[BEGIN Task inputs]

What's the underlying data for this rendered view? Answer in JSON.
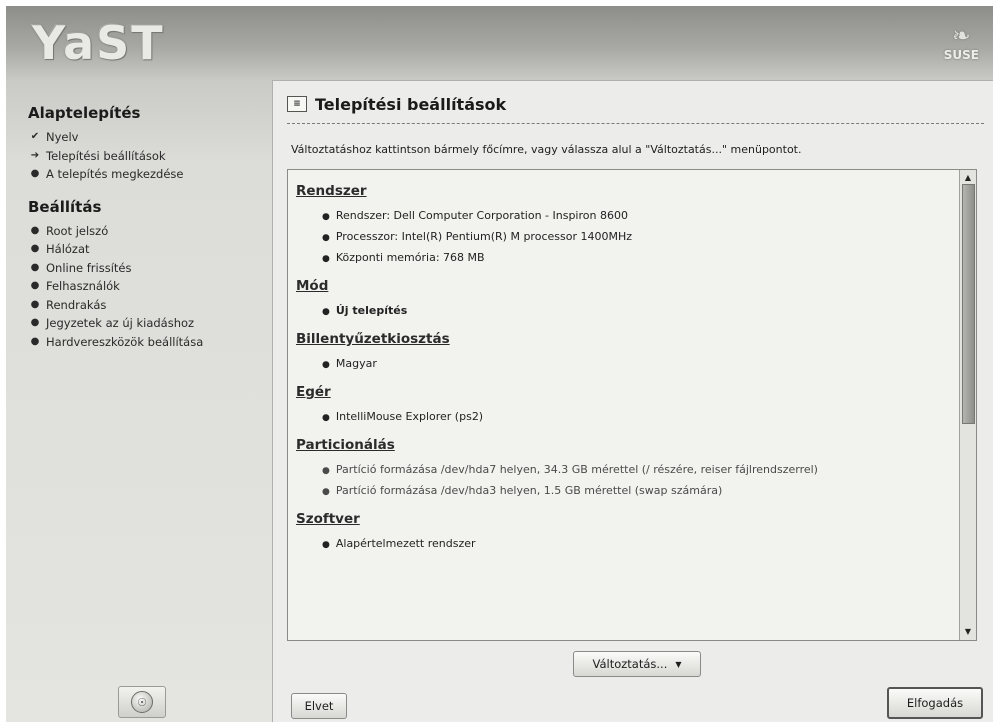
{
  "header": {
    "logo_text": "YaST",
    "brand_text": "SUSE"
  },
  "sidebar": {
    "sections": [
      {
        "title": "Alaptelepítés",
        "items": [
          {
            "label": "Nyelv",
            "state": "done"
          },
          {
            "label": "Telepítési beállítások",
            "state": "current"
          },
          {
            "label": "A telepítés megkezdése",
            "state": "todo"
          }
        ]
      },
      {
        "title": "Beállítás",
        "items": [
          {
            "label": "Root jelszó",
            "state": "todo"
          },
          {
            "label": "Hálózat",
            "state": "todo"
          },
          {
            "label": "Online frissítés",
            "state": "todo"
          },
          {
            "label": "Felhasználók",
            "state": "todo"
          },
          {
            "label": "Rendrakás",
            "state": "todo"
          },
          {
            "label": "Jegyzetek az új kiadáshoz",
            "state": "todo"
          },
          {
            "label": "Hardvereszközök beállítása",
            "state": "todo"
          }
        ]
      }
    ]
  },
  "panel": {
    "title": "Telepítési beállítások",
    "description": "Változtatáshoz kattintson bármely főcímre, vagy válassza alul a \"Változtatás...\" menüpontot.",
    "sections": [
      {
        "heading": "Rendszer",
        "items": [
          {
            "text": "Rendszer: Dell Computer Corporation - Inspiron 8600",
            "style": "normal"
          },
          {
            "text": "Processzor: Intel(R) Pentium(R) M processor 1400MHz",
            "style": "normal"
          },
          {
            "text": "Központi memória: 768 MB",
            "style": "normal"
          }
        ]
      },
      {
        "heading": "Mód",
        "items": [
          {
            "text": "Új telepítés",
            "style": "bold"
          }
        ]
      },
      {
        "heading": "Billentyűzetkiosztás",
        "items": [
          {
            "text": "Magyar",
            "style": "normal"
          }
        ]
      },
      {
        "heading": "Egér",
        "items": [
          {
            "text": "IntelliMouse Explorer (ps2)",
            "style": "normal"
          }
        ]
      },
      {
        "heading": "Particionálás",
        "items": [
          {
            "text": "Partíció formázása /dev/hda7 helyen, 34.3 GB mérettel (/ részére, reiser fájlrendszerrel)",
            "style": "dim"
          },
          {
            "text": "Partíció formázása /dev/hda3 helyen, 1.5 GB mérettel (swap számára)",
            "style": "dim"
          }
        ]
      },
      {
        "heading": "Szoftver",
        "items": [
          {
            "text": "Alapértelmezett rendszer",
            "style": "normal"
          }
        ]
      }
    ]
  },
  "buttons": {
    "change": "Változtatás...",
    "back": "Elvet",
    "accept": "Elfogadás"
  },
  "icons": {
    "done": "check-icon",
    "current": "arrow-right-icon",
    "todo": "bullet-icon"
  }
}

[END Task inputs]
[BEGIN Task inputs]

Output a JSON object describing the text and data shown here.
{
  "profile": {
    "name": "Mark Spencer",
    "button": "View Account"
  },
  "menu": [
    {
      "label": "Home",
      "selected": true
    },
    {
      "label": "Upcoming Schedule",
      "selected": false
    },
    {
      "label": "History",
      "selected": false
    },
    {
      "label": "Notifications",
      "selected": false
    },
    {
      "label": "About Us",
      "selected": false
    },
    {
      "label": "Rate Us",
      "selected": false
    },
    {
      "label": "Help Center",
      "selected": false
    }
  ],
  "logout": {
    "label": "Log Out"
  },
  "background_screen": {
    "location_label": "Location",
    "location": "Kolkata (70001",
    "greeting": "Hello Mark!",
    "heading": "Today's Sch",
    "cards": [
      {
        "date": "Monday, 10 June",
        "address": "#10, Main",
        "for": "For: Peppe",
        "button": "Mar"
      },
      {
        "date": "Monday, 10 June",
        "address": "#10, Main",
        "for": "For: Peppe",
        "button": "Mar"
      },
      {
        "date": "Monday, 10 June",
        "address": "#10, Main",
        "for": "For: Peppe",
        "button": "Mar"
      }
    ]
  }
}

[END Task inputs]

Exercise
Among the records above, find each line holding the string "beállítások" and pull it out.

Output for this task
            "label": "Telepítési beállítások",
    "title": "Telepítési beállítások",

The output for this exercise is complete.